START Data for the task

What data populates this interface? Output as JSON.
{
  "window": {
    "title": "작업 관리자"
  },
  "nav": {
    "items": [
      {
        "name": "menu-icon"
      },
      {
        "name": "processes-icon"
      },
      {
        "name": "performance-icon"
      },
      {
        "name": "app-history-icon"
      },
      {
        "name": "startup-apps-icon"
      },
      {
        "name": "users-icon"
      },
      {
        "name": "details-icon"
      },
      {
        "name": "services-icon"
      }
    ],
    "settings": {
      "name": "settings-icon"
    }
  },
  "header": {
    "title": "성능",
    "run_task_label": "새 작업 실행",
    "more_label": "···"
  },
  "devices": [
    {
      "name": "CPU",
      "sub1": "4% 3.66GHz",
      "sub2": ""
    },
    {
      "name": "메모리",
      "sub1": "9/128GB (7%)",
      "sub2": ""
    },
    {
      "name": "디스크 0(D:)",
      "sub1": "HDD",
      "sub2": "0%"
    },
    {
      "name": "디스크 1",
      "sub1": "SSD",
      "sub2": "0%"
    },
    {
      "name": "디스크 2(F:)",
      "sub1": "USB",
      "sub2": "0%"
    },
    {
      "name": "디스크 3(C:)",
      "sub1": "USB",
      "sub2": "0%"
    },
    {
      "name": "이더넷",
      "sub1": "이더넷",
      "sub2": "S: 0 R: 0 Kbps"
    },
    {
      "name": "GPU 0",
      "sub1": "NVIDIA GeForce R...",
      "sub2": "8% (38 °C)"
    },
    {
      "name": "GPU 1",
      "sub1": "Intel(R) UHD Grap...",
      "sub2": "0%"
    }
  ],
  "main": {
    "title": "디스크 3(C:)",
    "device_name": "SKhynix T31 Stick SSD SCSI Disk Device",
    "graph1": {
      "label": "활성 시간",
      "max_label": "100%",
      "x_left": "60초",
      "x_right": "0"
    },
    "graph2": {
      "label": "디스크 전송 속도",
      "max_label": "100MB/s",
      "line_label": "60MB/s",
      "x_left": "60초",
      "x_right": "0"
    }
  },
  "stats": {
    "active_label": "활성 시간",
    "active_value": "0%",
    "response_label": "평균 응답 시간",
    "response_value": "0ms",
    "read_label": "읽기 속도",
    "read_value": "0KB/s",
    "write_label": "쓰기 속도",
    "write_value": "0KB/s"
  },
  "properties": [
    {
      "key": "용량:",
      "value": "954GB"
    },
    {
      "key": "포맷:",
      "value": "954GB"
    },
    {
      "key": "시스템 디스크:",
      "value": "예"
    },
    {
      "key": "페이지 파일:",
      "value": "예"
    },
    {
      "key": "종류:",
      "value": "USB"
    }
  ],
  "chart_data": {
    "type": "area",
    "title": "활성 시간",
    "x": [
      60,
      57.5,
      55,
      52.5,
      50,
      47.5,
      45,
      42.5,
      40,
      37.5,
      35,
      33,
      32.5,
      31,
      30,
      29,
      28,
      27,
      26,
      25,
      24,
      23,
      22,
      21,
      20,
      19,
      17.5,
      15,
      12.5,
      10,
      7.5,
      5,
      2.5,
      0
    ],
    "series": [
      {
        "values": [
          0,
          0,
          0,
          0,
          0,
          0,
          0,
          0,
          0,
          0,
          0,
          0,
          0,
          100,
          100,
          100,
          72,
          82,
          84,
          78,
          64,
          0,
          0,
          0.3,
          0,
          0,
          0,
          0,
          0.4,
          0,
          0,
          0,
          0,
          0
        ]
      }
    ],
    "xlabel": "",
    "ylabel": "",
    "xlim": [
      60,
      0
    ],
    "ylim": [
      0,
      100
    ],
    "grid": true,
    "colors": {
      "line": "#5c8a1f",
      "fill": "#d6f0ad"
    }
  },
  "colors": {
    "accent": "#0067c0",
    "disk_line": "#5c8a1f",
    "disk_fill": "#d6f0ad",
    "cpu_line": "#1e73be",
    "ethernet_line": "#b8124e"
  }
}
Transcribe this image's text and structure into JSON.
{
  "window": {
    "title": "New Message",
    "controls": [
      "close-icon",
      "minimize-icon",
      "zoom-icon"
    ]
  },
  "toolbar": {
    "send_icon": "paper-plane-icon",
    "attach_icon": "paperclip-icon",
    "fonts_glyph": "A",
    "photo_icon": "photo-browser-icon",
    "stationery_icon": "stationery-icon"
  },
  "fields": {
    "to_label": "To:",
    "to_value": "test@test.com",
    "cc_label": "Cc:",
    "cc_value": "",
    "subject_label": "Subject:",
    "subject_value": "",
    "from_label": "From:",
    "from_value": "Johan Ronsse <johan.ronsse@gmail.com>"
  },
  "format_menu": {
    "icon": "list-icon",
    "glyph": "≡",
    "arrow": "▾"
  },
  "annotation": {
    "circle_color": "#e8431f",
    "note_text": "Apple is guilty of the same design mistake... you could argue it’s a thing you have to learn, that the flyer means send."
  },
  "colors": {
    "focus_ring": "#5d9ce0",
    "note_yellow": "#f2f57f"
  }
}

END Data for the task
START Data for the task

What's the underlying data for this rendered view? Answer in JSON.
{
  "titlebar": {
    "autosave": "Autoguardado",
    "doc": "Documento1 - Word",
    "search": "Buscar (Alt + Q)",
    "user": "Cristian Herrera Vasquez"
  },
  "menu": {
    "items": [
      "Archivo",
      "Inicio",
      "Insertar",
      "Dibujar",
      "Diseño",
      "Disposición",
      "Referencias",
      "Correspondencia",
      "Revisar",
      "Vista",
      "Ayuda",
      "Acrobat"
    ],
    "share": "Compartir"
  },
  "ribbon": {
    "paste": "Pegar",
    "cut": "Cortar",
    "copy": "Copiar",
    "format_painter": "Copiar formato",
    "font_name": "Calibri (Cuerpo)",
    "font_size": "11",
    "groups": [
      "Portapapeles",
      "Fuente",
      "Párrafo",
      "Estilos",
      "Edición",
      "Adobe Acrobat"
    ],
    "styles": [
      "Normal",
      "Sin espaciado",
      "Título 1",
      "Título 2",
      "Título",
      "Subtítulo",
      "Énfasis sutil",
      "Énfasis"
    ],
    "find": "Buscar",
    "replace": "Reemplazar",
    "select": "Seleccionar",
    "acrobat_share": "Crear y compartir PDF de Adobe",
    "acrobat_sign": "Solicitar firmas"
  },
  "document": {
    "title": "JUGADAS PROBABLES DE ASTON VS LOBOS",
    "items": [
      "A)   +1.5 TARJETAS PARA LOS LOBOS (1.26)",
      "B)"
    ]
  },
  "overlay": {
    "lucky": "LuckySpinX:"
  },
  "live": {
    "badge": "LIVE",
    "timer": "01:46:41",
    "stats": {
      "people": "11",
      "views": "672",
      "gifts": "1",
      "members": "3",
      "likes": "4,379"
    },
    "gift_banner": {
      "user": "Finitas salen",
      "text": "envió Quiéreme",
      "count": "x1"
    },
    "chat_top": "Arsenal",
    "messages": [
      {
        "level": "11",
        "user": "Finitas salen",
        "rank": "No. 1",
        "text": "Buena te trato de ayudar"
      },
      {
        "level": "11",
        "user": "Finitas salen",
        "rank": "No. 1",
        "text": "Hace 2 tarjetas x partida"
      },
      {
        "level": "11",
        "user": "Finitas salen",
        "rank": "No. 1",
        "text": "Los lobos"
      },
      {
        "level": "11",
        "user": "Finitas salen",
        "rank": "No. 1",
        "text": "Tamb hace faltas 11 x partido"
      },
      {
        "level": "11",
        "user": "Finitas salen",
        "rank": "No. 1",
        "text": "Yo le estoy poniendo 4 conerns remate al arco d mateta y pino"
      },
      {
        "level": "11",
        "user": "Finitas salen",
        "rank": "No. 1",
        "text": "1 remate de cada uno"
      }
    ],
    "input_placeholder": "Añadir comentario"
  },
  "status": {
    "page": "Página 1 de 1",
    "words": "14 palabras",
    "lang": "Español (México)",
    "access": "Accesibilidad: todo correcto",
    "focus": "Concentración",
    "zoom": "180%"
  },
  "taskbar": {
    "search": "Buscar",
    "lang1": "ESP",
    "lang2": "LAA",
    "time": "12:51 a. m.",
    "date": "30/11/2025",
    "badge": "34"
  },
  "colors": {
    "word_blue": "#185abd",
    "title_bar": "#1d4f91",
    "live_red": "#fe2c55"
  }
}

END Data for the task

Task description: Show all lines from the listing above in which "Buscar" appears.

Task response:
    "search": "Buscar (Alt + Q)",
    "find": "Buscar",
    "search": "Buscar",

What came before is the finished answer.